Rows from a dataset
★ ★ ★ ★ ★ ★ ★

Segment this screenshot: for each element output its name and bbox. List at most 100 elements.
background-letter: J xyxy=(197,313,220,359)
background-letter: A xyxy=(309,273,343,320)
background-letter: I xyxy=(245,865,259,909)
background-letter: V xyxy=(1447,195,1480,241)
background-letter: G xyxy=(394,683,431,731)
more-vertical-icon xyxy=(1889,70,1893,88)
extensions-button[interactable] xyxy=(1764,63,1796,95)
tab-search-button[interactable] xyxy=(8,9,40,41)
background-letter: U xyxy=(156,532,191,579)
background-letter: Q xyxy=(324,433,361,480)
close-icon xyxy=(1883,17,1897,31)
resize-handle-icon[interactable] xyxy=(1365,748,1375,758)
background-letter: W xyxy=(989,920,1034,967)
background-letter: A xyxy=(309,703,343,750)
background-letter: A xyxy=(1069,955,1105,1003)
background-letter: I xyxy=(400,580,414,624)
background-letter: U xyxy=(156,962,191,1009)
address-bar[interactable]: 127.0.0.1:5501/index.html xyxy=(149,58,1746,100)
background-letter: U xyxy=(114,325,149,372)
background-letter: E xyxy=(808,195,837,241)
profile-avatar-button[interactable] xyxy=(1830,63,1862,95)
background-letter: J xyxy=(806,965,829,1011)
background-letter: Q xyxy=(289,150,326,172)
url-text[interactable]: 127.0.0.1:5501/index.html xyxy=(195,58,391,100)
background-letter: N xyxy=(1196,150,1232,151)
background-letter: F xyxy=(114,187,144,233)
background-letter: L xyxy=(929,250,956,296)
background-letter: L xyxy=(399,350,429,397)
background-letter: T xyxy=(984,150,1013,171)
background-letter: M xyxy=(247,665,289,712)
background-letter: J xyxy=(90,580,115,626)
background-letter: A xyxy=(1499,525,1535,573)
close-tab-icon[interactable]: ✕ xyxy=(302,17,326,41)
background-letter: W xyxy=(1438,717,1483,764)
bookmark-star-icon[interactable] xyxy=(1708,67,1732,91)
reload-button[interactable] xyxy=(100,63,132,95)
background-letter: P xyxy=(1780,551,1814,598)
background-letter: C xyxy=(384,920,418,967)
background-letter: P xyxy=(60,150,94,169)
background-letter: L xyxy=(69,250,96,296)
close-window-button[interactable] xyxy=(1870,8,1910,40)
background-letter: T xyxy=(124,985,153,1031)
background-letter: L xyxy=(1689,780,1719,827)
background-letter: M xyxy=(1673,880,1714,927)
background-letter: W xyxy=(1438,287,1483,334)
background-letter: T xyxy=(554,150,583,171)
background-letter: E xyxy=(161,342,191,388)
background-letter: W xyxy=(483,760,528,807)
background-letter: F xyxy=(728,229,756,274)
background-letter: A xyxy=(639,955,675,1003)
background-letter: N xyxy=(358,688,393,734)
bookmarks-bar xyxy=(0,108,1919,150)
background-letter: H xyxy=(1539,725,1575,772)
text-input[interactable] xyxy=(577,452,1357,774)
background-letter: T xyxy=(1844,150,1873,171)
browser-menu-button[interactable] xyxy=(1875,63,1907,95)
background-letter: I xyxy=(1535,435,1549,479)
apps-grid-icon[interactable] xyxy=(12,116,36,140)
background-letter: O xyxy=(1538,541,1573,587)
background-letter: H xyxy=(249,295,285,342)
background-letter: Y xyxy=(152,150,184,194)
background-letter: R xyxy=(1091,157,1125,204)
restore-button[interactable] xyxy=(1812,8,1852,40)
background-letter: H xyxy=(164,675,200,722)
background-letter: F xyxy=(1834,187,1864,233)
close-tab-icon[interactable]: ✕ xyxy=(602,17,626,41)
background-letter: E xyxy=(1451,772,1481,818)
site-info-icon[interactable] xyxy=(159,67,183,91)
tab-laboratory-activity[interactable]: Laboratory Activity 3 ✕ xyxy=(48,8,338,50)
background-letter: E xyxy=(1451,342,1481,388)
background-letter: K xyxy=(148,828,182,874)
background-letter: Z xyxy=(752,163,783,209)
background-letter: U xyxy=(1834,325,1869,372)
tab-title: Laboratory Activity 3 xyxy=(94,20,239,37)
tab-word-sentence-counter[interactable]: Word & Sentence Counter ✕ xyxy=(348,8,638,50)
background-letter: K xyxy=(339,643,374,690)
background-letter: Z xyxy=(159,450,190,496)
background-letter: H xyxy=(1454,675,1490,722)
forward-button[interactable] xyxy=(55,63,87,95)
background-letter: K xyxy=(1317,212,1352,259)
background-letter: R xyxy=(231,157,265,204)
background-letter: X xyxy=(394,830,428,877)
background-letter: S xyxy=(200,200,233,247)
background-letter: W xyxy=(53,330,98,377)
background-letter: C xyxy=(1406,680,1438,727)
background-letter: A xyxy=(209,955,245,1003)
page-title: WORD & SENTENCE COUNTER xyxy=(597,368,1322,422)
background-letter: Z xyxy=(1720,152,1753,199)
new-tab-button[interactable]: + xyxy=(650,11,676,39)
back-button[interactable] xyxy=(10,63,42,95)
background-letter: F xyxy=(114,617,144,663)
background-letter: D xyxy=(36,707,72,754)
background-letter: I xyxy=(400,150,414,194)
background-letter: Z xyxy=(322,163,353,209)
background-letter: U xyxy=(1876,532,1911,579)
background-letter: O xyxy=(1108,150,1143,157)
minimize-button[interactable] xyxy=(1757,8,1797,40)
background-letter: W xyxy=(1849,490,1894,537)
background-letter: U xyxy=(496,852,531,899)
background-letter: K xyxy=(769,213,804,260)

★ ★ ★ ★ ★ ★ ★

Reproduce the data above verbatim, from its first line through the line that contains "background-letter: N xyxy=(1196,150,1232,151)", including both of those lines.

ANSWER TO THE EXERCISE -
Segment this screenshot: for each element output its name and bbox. List at most 100 elements.
background-letter: J xyxy=(197,313,220,359)
background-letter: A xyxy=(309,273,343,320)
background-letter: I xyxy=(245,865,259,909)
background-letter: V xyxy=(1447,195,1480,241)
background-letter: G xyxy=(394,683,431,731)
more-vertical-icon xyxy=(1889,70,1893,88)
extensions-button[interactable] xyxy=(1764,63,1796,95)
tab-search-button[interactable] xyxy=(8,9,40,41)
background-letter: U xyxy=(156,532,191,579)
background-letter: Q xyxy=(324,433,361,480)
close-icon xyxy=(1883,17,1897,31)
resize-handle-icon[interactable] xyxy=(1365,748,1375,758)
background-letter: W xyxy=(989,920,1034,967)
background-letter: A xyxy=(309,703,343,750)
background-letter: A xyxy=(1069,955,1105,1003)
background-letter: I xyxy=(400,580,414,624)
background-letter: U xyxy=(156,962,191,1009)
address-bar[interactable]: 127.0.0.1:5501/index.html xyxy=(149,58,1746,100)
background-letter: U xyxy=(114,325,149,372)
background-letter: E xyxy=(808,195,837,241)
profile-avatar-button[interactable] xyxy=(1830,63,1862,95)
background-letter: J xyxy=(806,965,829,1011)
background-letter: Q xyxy=(289,150,326,172)
url-text[interactable]: 127.0.0.1:5501/index.html xyxy=(195,58,391,100)
background-letter: N xyxy=(1196,150,1232,151)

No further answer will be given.